Task to carry out: Using the data below, tally the lines that include the string "helt". Only the number is wanted.

Material shown:
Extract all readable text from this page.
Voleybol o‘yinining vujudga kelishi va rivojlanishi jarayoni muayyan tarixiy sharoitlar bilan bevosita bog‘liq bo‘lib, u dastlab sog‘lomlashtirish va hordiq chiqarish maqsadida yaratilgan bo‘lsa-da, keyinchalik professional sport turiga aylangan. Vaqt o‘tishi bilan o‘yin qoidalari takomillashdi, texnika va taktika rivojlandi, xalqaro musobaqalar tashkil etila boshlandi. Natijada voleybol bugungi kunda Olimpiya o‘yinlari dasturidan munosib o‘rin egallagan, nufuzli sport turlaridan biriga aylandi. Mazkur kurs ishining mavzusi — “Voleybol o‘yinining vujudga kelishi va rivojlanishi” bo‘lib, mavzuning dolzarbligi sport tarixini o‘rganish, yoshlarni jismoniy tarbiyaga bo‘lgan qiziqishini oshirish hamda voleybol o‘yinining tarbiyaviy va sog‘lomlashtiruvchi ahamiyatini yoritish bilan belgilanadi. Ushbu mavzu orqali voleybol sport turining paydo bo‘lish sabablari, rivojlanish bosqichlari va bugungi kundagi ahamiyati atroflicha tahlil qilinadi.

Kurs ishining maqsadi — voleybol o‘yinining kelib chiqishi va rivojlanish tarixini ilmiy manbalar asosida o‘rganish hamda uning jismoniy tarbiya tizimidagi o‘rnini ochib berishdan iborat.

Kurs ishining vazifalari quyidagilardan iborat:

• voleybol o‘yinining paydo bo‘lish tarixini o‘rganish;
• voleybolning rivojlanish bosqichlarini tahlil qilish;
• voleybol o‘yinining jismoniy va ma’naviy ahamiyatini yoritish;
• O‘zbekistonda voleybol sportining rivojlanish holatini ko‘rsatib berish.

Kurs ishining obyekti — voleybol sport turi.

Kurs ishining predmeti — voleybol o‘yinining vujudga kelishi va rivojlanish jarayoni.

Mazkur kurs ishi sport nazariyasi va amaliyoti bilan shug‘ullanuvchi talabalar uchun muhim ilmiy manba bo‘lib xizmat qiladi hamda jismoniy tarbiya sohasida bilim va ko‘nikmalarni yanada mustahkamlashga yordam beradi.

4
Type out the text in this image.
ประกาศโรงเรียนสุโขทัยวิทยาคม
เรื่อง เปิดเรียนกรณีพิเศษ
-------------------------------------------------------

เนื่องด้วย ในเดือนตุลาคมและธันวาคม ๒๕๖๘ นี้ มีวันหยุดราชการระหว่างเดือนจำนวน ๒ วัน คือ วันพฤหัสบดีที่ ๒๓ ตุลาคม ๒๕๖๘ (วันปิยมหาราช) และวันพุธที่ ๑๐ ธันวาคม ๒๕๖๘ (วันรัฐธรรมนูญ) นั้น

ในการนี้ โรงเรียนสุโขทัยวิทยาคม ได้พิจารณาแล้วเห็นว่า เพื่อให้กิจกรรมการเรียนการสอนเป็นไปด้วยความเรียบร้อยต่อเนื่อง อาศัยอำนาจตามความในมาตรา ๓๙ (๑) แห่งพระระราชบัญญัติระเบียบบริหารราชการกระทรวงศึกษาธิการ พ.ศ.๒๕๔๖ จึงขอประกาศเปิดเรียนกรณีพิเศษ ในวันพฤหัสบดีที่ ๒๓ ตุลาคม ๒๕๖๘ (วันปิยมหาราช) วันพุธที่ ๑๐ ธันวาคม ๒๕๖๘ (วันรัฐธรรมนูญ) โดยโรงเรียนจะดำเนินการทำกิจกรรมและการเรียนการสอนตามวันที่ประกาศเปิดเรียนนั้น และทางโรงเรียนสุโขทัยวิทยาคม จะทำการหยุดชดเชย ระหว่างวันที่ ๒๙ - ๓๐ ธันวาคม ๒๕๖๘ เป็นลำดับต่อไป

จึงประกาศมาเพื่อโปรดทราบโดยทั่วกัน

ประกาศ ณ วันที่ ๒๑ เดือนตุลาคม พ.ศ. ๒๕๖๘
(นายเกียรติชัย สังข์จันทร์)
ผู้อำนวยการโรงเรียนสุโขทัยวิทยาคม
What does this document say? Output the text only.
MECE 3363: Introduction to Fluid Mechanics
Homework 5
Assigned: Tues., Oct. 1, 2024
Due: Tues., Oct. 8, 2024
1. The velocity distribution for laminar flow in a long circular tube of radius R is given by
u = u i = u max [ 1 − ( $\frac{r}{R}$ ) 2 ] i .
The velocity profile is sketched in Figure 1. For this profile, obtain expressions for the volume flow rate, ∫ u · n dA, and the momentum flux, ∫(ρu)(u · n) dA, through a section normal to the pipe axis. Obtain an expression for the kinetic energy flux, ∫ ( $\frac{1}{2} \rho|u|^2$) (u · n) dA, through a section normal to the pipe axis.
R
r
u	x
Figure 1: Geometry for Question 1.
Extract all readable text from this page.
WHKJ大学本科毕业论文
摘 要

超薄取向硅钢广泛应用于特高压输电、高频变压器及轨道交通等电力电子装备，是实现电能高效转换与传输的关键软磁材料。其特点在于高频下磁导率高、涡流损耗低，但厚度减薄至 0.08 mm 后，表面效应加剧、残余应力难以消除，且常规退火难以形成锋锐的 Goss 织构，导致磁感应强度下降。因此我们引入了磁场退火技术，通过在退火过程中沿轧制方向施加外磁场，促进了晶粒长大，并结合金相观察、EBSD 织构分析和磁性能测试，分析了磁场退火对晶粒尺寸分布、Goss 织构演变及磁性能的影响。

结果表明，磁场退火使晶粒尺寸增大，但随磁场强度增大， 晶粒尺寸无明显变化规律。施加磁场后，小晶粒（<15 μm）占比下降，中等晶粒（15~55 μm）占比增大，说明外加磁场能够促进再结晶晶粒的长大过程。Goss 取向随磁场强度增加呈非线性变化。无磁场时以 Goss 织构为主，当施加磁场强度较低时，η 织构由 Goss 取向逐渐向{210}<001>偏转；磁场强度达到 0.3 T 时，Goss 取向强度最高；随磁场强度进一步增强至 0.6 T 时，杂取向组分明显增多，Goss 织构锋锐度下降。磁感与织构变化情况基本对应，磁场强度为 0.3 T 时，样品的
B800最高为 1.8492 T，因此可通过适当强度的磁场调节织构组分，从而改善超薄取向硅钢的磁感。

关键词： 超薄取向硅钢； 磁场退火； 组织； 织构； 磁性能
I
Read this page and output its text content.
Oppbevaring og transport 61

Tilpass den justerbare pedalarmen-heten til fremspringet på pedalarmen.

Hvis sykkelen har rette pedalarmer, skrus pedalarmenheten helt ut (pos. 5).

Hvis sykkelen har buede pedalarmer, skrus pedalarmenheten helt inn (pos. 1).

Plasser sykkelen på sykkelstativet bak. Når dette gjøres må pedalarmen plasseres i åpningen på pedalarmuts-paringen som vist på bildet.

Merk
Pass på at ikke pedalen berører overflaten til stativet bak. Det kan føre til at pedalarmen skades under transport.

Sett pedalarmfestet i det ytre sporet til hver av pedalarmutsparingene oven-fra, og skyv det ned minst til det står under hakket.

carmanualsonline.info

Response to this task: 2